> [Stated exercise] From the records below, pull each line that has "Neuen".

>> start Source data

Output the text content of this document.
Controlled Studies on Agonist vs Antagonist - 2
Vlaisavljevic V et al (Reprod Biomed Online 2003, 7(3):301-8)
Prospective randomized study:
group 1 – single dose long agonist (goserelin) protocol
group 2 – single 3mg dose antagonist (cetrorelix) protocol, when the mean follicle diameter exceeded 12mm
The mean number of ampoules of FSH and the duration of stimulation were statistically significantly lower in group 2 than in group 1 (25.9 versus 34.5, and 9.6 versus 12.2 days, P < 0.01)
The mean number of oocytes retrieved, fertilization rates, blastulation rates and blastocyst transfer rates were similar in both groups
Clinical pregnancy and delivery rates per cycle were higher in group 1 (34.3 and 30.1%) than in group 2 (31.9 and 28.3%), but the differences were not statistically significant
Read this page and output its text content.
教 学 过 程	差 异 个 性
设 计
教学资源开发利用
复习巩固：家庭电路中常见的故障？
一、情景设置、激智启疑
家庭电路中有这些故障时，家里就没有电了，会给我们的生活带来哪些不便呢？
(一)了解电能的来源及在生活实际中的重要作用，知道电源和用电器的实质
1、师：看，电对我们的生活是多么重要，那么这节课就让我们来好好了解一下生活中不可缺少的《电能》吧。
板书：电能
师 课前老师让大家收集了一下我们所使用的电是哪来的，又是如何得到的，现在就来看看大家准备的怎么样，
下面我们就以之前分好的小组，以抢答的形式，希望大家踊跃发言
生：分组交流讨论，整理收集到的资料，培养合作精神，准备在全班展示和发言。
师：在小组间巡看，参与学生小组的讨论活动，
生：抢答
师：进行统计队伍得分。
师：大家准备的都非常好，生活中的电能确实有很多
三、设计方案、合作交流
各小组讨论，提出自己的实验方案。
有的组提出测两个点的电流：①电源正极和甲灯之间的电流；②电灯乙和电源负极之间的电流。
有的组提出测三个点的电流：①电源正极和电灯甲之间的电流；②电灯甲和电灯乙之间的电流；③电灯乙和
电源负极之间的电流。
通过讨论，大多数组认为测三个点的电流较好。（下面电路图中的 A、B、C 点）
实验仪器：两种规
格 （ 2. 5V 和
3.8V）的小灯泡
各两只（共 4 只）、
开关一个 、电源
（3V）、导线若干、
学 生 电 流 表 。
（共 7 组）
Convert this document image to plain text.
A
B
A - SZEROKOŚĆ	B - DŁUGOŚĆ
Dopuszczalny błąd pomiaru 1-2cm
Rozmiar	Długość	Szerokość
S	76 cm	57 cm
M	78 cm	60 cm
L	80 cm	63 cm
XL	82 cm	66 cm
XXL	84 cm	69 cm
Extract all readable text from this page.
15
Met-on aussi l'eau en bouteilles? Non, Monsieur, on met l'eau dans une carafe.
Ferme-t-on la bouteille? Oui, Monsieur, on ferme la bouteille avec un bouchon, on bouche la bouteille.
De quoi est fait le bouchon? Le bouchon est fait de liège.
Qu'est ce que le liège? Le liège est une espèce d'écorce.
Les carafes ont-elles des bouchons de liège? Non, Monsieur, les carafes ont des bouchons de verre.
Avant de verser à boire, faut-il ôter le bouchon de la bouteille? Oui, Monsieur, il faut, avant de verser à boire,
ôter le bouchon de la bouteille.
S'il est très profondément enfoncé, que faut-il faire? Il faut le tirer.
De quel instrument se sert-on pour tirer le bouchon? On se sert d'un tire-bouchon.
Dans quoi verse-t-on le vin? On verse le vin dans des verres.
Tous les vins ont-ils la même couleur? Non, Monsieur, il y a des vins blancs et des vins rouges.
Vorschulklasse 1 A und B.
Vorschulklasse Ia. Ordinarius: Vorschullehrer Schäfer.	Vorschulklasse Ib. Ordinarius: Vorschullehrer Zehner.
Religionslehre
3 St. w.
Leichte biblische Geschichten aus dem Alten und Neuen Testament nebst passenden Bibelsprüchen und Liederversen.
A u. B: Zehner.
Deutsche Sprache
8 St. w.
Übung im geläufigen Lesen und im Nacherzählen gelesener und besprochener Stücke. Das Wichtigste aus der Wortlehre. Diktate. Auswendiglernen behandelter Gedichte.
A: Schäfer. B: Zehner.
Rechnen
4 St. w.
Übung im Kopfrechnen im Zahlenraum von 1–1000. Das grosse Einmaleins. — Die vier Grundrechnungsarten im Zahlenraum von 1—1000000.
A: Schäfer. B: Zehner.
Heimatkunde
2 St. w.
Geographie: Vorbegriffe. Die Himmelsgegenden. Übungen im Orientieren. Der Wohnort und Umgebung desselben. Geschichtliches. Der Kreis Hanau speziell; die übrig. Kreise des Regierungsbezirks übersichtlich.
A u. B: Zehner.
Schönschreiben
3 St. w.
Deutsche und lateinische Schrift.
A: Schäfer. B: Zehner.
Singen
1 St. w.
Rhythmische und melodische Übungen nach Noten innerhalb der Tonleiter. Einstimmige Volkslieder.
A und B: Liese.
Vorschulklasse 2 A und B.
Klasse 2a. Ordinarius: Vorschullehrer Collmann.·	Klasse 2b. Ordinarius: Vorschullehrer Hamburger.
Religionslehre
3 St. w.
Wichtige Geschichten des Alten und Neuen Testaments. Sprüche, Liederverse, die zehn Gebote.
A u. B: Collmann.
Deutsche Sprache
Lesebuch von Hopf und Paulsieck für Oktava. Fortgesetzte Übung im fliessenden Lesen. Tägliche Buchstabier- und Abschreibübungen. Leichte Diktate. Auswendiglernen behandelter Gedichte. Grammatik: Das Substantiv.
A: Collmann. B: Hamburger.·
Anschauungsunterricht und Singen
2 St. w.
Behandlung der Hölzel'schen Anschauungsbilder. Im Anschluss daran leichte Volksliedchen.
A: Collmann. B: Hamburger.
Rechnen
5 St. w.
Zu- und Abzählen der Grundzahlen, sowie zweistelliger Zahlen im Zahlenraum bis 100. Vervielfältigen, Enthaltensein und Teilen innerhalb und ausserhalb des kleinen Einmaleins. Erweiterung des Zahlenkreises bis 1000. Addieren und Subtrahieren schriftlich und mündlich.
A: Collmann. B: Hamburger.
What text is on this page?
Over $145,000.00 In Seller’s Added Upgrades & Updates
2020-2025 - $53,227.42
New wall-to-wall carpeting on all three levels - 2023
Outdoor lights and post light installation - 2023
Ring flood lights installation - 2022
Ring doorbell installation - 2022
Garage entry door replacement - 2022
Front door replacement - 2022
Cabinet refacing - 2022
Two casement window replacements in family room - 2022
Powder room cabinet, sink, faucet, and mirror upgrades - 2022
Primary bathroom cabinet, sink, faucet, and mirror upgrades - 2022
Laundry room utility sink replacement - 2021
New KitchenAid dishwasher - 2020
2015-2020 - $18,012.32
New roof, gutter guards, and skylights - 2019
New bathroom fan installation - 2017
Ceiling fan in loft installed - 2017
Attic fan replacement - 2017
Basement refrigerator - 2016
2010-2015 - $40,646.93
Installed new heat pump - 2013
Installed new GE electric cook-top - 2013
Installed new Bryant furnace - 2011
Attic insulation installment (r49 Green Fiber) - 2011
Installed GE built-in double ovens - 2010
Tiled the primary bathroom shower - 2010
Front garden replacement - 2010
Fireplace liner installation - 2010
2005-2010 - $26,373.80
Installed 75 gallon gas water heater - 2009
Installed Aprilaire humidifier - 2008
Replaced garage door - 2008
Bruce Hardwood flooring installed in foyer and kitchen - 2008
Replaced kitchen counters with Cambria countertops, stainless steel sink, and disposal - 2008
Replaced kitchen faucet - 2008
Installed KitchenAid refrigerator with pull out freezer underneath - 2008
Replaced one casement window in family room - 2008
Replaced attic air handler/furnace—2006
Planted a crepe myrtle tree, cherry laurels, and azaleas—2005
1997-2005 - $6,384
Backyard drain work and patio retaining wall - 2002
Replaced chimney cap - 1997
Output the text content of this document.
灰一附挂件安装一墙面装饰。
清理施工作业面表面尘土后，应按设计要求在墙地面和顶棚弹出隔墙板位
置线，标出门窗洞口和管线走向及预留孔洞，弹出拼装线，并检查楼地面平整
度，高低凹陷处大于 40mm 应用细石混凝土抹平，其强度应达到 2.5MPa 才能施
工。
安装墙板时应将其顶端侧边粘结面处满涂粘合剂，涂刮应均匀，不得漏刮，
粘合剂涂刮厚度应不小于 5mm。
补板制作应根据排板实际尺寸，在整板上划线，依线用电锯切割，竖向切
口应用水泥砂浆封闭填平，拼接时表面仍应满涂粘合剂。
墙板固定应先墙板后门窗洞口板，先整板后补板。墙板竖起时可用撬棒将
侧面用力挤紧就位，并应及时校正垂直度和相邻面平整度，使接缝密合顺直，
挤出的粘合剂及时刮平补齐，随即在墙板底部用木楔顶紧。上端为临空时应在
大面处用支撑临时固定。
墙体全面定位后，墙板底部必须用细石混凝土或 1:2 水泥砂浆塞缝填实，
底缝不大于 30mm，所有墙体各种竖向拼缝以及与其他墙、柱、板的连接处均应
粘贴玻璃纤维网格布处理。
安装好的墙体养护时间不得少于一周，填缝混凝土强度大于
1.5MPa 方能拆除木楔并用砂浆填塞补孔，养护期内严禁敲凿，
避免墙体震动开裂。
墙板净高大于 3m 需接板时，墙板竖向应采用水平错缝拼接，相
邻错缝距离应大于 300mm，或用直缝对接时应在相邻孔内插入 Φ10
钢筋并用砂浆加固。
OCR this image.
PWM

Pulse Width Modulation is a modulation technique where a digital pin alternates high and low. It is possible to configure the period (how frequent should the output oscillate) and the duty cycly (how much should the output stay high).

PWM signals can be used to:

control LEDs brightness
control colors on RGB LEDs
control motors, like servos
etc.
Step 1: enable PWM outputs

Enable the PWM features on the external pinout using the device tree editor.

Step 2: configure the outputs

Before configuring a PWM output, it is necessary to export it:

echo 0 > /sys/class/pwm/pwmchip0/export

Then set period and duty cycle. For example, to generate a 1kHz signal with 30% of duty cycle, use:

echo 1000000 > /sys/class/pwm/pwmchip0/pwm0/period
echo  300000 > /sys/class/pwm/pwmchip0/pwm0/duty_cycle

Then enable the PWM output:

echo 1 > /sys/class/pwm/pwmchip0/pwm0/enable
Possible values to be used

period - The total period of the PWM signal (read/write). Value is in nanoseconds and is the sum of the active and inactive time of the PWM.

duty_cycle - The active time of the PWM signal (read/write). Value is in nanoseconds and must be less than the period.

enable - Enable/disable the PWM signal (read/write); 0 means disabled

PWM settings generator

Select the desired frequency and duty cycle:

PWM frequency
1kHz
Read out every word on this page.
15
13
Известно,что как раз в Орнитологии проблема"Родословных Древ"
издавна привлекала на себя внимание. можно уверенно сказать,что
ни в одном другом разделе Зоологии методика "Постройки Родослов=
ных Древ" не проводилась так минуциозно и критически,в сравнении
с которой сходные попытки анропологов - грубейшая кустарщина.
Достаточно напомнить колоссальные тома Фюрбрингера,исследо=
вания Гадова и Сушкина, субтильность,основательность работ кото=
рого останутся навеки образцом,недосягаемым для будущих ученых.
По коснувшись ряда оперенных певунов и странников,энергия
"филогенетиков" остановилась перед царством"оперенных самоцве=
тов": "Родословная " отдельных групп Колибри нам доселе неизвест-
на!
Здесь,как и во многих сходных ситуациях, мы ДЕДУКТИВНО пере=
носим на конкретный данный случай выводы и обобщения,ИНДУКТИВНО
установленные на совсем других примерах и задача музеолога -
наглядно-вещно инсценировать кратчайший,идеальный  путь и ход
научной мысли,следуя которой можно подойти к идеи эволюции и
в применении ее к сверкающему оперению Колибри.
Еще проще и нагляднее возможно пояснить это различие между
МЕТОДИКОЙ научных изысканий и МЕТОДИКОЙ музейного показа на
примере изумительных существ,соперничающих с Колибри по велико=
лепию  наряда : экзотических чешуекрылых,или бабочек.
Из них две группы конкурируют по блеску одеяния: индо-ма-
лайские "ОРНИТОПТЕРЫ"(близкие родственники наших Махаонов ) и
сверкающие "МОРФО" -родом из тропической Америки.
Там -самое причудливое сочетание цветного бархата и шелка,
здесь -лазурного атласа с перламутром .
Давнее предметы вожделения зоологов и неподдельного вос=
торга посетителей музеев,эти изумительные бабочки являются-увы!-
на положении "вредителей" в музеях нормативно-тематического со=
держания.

>> end Source data

> [Reply to the task]
Leichte biblische Geschichten aus dem Alten und Neuen Testament nebst passenden Bibelsprüchen und Liederversen.
Wichtige Geschichten des Alten und Neuen Testaments. Sprüche, Liederverse, die zehn Gebote.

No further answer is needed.